Records
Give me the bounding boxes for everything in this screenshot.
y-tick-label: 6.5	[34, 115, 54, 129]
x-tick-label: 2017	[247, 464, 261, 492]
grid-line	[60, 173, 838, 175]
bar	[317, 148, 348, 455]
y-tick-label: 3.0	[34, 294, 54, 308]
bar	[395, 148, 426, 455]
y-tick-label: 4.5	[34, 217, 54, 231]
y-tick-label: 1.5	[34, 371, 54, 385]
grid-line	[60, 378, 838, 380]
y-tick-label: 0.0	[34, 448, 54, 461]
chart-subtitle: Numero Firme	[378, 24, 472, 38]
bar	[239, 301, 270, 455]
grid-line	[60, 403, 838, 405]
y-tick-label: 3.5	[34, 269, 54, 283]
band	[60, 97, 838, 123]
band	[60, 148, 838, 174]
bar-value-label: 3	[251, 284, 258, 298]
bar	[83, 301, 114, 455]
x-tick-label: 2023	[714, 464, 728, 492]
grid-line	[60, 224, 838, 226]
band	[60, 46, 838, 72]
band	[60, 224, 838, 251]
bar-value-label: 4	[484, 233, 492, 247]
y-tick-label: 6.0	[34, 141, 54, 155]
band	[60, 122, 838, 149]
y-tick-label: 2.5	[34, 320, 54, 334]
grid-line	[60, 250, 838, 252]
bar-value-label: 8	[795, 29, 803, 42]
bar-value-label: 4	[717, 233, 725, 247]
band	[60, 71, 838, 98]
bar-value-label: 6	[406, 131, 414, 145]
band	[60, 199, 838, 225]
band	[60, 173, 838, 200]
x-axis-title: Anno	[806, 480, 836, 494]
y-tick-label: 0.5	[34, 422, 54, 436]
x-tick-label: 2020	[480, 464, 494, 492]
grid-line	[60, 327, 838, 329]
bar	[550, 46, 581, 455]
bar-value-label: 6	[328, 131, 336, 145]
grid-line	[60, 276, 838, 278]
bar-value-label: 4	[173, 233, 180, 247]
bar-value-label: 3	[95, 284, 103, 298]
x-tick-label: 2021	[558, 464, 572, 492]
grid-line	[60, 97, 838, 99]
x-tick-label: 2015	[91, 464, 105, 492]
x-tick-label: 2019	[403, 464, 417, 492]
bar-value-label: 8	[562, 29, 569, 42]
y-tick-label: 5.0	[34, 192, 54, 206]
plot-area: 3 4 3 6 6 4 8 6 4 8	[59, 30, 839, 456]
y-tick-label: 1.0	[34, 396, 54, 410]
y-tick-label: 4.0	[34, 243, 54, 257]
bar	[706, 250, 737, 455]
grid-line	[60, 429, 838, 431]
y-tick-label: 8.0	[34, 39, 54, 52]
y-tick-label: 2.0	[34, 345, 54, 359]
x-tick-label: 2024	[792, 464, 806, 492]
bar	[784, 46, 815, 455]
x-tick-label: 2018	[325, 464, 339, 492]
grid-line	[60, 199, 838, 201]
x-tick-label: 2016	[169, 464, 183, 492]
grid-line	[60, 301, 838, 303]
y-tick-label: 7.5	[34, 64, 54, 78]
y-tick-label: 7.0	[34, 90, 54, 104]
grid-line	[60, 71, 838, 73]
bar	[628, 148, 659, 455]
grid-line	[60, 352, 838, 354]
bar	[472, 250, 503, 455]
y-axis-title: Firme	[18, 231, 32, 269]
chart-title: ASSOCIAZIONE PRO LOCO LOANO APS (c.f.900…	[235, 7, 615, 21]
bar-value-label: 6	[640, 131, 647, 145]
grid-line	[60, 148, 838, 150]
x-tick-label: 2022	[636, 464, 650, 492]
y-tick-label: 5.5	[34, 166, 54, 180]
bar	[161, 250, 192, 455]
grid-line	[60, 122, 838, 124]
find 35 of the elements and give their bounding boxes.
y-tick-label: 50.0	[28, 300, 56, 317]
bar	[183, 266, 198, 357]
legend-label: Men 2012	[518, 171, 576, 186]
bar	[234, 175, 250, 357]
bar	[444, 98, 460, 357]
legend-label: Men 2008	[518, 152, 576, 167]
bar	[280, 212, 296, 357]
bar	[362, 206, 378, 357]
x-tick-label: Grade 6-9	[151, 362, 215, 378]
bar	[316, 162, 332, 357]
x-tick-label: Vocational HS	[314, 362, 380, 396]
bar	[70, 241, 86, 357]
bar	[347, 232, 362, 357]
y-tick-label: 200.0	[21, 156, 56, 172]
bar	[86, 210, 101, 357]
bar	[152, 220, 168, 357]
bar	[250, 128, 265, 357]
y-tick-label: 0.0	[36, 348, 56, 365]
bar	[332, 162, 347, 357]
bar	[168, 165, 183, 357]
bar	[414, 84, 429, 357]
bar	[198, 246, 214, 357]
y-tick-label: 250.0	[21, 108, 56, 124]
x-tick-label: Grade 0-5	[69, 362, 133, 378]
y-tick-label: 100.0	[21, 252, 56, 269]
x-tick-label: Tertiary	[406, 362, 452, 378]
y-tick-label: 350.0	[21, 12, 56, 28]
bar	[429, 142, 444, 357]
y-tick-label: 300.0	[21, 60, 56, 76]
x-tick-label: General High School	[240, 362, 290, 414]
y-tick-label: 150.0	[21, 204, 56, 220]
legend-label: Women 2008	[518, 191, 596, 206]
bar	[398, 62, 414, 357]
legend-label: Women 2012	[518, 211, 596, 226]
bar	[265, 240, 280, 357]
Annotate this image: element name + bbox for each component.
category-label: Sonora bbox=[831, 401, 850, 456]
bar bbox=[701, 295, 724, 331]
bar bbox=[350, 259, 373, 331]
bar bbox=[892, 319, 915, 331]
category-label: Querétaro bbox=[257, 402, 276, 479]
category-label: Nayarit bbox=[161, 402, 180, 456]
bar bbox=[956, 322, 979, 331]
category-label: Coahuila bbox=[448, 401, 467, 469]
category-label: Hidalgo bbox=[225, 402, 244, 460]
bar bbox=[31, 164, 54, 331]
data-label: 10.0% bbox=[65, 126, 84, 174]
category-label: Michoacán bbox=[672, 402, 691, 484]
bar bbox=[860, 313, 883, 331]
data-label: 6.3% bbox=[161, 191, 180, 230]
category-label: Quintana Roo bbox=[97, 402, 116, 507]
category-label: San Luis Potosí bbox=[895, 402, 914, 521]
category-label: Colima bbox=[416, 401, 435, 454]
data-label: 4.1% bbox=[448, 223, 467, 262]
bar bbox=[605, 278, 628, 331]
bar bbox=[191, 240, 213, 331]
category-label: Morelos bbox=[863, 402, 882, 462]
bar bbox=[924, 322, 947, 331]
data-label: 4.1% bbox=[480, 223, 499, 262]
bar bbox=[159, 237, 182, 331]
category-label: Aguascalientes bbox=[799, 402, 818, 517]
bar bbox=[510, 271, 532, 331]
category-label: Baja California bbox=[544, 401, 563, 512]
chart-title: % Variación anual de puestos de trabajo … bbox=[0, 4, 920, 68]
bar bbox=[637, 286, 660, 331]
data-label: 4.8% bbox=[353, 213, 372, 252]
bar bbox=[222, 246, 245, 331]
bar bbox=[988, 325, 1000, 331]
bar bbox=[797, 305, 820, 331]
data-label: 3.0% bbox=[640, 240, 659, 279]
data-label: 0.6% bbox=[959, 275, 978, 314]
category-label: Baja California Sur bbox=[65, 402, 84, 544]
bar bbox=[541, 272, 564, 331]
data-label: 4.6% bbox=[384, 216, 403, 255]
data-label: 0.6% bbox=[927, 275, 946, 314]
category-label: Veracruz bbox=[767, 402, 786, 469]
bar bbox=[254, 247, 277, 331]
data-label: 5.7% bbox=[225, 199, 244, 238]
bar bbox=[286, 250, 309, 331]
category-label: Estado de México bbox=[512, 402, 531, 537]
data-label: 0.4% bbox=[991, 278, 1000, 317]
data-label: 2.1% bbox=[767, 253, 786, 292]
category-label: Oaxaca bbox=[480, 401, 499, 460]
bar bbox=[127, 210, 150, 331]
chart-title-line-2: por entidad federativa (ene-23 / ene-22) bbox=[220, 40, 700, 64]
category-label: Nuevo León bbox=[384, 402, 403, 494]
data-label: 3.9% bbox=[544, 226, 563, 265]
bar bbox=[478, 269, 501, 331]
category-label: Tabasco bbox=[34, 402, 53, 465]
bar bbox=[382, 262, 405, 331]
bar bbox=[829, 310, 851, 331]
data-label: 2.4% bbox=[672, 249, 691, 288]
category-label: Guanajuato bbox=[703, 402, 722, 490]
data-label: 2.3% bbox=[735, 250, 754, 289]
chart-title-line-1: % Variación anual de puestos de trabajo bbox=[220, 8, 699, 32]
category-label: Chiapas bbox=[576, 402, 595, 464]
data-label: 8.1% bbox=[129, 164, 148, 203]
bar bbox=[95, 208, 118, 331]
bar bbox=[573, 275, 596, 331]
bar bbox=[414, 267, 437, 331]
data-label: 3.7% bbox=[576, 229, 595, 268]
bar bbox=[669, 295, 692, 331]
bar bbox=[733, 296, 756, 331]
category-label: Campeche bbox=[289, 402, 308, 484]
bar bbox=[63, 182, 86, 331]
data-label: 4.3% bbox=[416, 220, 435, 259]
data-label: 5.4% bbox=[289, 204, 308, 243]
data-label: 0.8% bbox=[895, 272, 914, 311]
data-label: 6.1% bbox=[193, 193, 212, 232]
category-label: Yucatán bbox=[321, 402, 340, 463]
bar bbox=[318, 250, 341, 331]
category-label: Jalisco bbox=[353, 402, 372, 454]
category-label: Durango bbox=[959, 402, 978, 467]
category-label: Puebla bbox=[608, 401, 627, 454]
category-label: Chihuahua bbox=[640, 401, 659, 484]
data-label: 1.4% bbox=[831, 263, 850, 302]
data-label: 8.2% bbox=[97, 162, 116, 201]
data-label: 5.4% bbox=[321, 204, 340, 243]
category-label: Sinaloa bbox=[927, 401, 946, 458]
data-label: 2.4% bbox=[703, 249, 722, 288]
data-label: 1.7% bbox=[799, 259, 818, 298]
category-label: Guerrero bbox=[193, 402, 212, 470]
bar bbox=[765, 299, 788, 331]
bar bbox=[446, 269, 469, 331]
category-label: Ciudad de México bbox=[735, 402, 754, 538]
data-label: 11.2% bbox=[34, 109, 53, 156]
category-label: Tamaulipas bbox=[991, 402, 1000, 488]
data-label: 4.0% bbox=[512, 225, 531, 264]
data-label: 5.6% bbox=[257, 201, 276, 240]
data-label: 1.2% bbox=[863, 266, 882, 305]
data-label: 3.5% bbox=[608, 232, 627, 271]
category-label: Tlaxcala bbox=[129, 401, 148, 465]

Exercise requirements:
Starting at the beginning of the records and ending at the line that contains "148, 659, 455]", write those lines out again, substituting "gridline" for "grid-line" and changing nothing else.

Reply:
Give me the bounding boxes for everything in this screenshot.
y-tick-label: 6.5	[34, 115, 54, 129]
x-tick-label: 2017	[247, 464, 261, 492]
gridline	[60, 173, 838, 175]
bar	[317, 148, 348, 455]
y-tick-label: 3.0	[34, 294, 54, 308]
bar	[395, 148, 426, 455]
y-tick-label: 4.5	[34, 217, 54, 231]
y-tick-label: 1.5	[34, 371, 54, 385]
gridline	[60, 378, 838, 380]
y-tick-label: 0.0	[34, 448, 54, 461]
chart-subtitle: Numero Firme	[378, 24, 472, 38]
bar	[239, 301, 270, 455]
gridline	[60, 403, 838, 405]
y-tick-label: 3.5	[34, 269, 54, 283]
band	[60, 97, 838, 123]
band	[60, 148, 838, 174]
bar-value-label: 3	[251, 284, 258, 298]
bar	[83, 301, 114, 455]
x-tick-label: 2023	[714, 464, 728, 492]
gridline	[60, 224, 838, 226]
band	[60, 46, 838, 72]
band	[60, 224, 838, 251]
bar-value-label: 4	[484, 233, 492, 247]
y-tick-label: 6.0	[34, 141, 54, 155]
band	[60, 122, 838, 149]
y-tick-label: 2.5	[34, 320, 54, 334]
gridline	[60, 250, 838, 252]
bar-value-label: 8	[795, 29, 803, 42]
bar-value-label: 4	[717, 233, 725, 247]
band	[60, 71, 838, 98]
bar-value-label: 6	[406, 131, 414, 145]
band	[60, 199, 838, 225]
band	[60, 173, 838, 200]
x-axis-title: Anno	[806, 480, 836, 494]
y-tick-label: 0.5	[34, 422, 54, 436]
x-tick-label: 2020	[480, 464, 494, 492]
gridline	[60, 327, 838, 329]
bar	[550, 46, 581, 455]
bar-value-label: 6	[328, 131, 336, 145]
gridline	[60, 276, 838, 278]
bar-value-label: 4	[173, 233, 180, 247]
bar-value-label: 3	[95, 284, 103, 298]
x-tick-label: 2021	[558, 464, 572, 492]
gridline	[60, 97, 838, 99]
x-tick-label: 2015	[91, 464, 105, 492]
x-tick-label: 2019	[403, 464, 417, 492]
bar-value-label: 8	[562, 29, 569, 42]
y-tick-label: 5.0	[34, 192, 54, 206]
plot-area: 3 4 3 6 6 4 8 6 4 8	[59, 30, 839, 456]
y-tick-label: 1.0	[34, 396, 54, 410]
y-tick-label: 4.0	[34, 243, 54, 257]
bar	[706, 250, 737, 455]
gridline	[60, 429, 838, 431]
y-tick-label: 8.0	[34, 39, 54, 52]
y-tick-label: 2.0	[34, 345, 54, 359]
x-tick-label: 2024	[792, 464, 806, 492]
bar	[784, 46, 815, 455]
x-tick-label: 2018	[325, 464, 339, 492]
gridline	[60, 199, 838, 201]
x-tick-label: 2016	[169, 464, 183, 492]
gridline	[60, 301, 838, 303]
y-tick-label: 7.5	[34, 64, 54, 78]
y-tick-label: 7.0	[34, 90, 54, 104]
gridline	[60, 71, 838, 73]
bar	[628, 148, 659, 455]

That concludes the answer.